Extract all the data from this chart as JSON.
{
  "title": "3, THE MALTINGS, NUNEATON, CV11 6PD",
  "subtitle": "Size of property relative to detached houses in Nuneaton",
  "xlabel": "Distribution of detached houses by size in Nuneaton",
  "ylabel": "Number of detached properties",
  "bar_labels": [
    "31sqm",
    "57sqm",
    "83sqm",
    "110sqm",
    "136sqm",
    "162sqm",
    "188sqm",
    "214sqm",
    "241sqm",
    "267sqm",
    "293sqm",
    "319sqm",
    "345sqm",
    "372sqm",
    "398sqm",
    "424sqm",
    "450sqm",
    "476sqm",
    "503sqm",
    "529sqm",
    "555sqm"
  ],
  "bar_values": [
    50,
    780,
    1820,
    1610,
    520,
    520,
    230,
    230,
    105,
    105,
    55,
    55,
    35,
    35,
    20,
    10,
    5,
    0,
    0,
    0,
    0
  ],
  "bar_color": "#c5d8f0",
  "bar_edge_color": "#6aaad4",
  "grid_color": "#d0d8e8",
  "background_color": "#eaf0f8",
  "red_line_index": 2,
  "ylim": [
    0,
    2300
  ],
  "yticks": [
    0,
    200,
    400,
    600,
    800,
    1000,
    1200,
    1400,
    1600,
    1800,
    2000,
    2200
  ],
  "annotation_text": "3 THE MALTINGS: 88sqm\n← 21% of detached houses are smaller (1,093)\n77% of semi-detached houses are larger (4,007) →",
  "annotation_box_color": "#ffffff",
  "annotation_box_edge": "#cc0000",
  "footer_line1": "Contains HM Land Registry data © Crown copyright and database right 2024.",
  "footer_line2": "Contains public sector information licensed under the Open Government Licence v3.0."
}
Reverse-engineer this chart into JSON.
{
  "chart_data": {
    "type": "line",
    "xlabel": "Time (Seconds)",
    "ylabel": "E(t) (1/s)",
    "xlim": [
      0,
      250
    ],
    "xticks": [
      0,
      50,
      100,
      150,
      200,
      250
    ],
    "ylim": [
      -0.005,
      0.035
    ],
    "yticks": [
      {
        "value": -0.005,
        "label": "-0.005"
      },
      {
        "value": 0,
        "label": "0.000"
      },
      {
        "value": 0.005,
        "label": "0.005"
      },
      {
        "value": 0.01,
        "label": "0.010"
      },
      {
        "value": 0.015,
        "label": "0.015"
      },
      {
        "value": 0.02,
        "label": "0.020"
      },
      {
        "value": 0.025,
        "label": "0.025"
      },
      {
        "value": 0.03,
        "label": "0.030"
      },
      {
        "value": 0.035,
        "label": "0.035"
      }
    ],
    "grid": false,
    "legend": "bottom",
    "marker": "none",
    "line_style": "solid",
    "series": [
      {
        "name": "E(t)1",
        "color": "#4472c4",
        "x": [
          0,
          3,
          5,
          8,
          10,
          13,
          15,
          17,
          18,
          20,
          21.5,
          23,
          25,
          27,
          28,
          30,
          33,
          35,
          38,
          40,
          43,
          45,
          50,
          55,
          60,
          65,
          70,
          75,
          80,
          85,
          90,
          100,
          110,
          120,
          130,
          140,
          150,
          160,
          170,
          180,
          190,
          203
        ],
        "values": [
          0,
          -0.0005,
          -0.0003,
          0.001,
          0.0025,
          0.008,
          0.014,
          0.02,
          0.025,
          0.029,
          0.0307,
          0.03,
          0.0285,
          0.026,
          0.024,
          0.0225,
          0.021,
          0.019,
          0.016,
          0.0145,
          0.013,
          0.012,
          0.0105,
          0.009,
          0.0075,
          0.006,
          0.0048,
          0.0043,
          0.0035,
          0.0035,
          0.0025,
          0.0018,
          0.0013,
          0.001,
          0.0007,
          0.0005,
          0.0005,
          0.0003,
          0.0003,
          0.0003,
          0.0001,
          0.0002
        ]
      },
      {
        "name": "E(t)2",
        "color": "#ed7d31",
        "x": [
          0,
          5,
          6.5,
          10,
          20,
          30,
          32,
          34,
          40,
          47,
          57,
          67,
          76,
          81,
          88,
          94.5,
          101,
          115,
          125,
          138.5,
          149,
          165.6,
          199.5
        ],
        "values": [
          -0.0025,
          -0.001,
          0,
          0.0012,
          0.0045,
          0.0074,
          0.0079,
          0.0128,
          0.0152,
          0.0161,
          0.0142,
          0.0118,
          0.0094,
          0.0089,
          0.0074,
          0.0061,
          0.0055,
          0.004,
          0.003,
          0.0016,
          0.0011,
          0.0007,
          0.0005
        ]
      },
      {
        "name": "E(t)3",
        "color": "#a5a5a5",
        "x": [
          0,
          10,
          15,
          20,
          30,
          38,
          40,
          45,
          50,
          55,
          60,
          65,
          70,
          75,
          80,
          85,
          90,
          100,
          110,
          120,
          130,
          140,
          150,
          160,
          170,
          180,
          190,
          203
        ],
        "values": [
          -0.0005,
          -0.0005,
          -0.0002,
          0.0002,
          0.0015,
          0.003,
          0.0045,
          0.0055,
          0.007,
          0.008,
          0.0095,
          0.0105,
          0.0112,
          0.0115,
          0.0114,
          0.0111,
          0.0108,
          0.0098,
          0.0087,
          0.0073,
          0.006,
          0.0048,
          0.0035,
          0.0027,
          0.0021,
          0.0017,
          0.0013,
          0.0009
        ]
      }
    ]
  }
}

**PROBLEM REQUIREMENTS:** Gather all lines with the string "ylabel" from the data.

**THE COMPLETED TASK:**
  "ylabel": "Number of detached properties",
    "ylabel": "E(t) (1/s)",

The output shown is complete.